§ **Work instructions**
Check every line of the entries below for the word "force", and copy the ones that have it.

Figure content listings

>> START

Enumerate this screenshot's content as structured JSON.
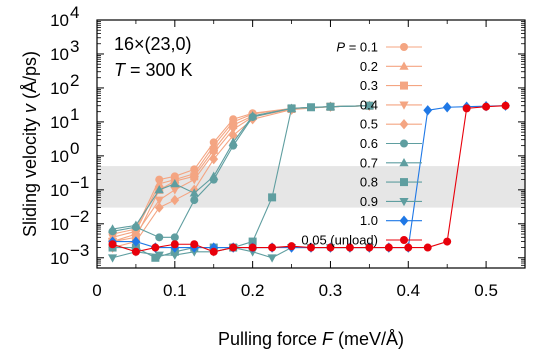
{
  "chart_data": {
    "type": "line",
    "title": "",
    "xlabel": "Pulling force F (meV/Å)",
    "xlabel_parts": [
      "Pulling force ",
      "F",
      " (meV/Å)"
    ],
    "ylabel": "Sliding velocity v (Å/ps)",
    "ylabel_parts": [
      "Sliding velocity ",
      "v",
      " (Å/ps)"
    ],
    "xlim": [
      0,
      0.55
    ],
    "ylim": [
      0.0005,
      10000
    ],
    "yscale": "log",
    "xticks": [
      0,
      0.1,
      0.2,
      0.3,
      0.4,
      0.5
    ],
    "xtick_labels": [
      "0",
      "0.1",
      "0.2",
      "0.3",
      "0.4",
      "0.5"
    ],
    "yticks_exp": [
      -3,
      -2,
      -1,
      0,
      1,
      2,
      3,
      4
    ],
    "ytick_labels": [
      "10",
      "10",
      "10",
      "10",
      "10",
      "10",
      "10",
      "10"
    ],
    "ytick_exponents": [
      "−3",
      "−2",
      "−1",
      "0",
      "1",
      "2",
      "3",
      "4"
    ],
    "shaded_band": {
      "y_range": [
        0.03,
        0.5
      ],
      "color": "#e6e6e6"
    },
    "annotations": {
      "system_label": "16×(23,0)",
      "temperature_prefix": "T",
      "temperature_value": " = 300 K"
    },
    "legend": {
      "placement": "top-right",
      "header_symbol": "P",
      "header_eq": " = "
    },
    "series": [
      {
        "name": "0.1",
        "color": "#f4a582",
        "marker": "circle",
        "x": [
          0.02,
          0.05,
          0.08,
          0.1,
          0.125,
          0.15,
          0.175,
          0.2,
          0.25,
          0.3,
          0.35
        ],
        "y": [
          0.005,
          0.007,
          0.2,
          0.25,
          0.4,
          2.5,
          12,
          18,
          25,
          28,
          30
        ]
      },
      {
        "name": "0.2",
        "color": "#f4a582",
        "marker": "triangle-up",
        "x": [
          0.02,
          0.05,
          0.08,
          0.1,
          0.125,
          0.15,
          0.175,
          0.2,
          0.25,
          0.3,
          0.35
        ],
        "y": [
          0.004,
          0.006,
          0.15,
          0.2,
          0.3,
          2.0,
          10,
          17,
          25,
          28,
          30
        ]
      },
      {
        "name": "0.3",
        "color": "#f4a582",
        "marker": "square",
        "x": [
          0.02,
          0.05,
          0.08,
          0.1,
          0.125,
          0.15,
          0.175,
          0.2,
          0.25,
          0.3,
          0.35
        ],
        "y": [
          0.003,
          0.004,
          0.1,
          0.18,
          0.25,
          1.5,
          8,
          15,
          24,
          28,
          30
        ]
      },
      {
        "name": "0.4",
        "color": "#f4a582",
        "marker": "triangle-down",
        "x": [
          0.02,
          0.05,
          0.08,
          0.1,
          0.125,
          0.15,
          0.175,
          0.2,
          0.25,
          0.3,
          0.35
        ],
        "y": [
          0.003,
          0.005,
          0.05,
          0.1,
          0.2,
          1.2,
          6,
          14,
          24,
          28,
          30
        ]
      },
      {
        "name": "0.5",
        "color": "#f4a582",
        "marker": "diamond",
        "x": [
          0.02,
          0.05,
          0.08,
          0.1,
          0.125,
          0.15,
          0.175,
          0.2,
          0.25,
          0.3,
          0.35
        ],
        "y": [
          0.002,
          0.003,
          0.03,
          0.05,
          0.1,
          0.8,
          4,
          12,
          23,
          28,
          30
        ]
      },
      {
        "name": "0.6",
        "color": "#5f9ea0",
        "marker": "circle",
        "x": [
          0.02,
          0.05,
          0.08,
          0.1,
          0.125,
          0.15,
          0.175,
          0.2,
          0.25,
          0.3,
          0.35
        ],
        "y": [
          0.006,
          0.008,
          0.004,
          0.004,
          0.05,
          0.2,
          2.0,
          14,
          25,
          28,
          30
        ]
      },
      {
        "name": "0.7",
        "color": "#5f9ea0",
        "marker": "triangle-up",
        "x": [
          0.02,
          0.05,
          0.08,
          0.1,
          0.125,
          0.15,
          0.175,
          0.2,
          0.25,
          0.3,
          0.35
        ],
        "y": [
          0.007,
          0.009,
          0.1,
          0.15,
          0.08,
          0.25,
          2.5,
          15,
          25,
          28,
          30
        ]
      },
      {
        "name": "0.8",
        "color": "#5f9ea0",
        "marker": "square",
        "x": [
          0.02,
          0.05,
          0.075,
          0.1,
          0.125,
          0.15,
          0.175,
          0.2,
          0.225,
          0.25,
          0.275,
          0.3,
          0.35
        ],
        "y": [
          0.002,
          0.002,
          0.001,
          0.0015,
          0.002,
          0.002,
          0.002,
          0.003,
          0.06,
          25,
          27,
          28,
          30
        ]
      },
      {
        "name": "0.9",
        "color": "#5f9ea0",
        "marker": "triangle-down",
        "x": [
          0.02,
          0.05,
          0.08,
          0.1,
          0.125,
          0.15,
          0.175,
          0.2,
          0.225,
          0.25,
          0.275,
          0.3,
          0.35
        ],
        "y": [
          0.001,
          0.0015,
          0.0012,
          0.0012,
          0.0015,
          0.0015,
          0.002,
          0.0015,
          0.001,
          0.002,
          0.002,
          0.002,
          0.002
        ]
      },
      {
        "name": "1.0",
        "color": "#1f78e6",
        "marker": "diamond",
        "x": [
          0.02,
          0.05,
          0.075,
          0.1,
          0.125,
          0.15,
          0.175,
          0.2,
          0.225,
          0.25,
          0.275,
          0.3,
          0.325,
          0.35,
          0.375,
          0.4,
          0.425,
          0.45,
          0.475,
          0.5,
          0.525
        ],
        "y": [
          0.003,
          0.003,
          0.002,
          0.002,
          0.002,
          0.002,
          0.002,
          0.002,
          0.002,
          0.002,
          0.002,
          0.002,
          0.002,
          0.002,
          0.002,
          0.002,
          22,
          27,
          28,
          29,
          30
        ]
      },
      {
        "name": "0.05 (unload)",
        "color": "#e8000b",
        "marker": "circle",
        "x": [
          0.02,
          0.05,
          0.075,
          0.1,
          0.125,
          0.15,
          0.175,
          0.2,
          0.225,
          0.25,
          0.275,
          0.3,
          0.325,
          0.35,
          0.375,
          0.4,
          0.425,
          0.45,
          0.475,
          0.5,
          0.525
        ],
        "y": [
          0.0025,
          0.0015,
          0.002,
          0.0025,
          0.0025,
          0.0015,
          0.002,
          0.002,
          0.002,
          0.0022,
          0.002,
          0.002,
          0.002,
          0.002,
          0.002,
          0.002,
          0.002,
          0.003,
          25,
          28,
          30
        ]
      }
    ]
  }
}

>> END

§ **Exercise output**
    "xlabel": "Pulling force F (meV/Å)",
      "Pulling force ",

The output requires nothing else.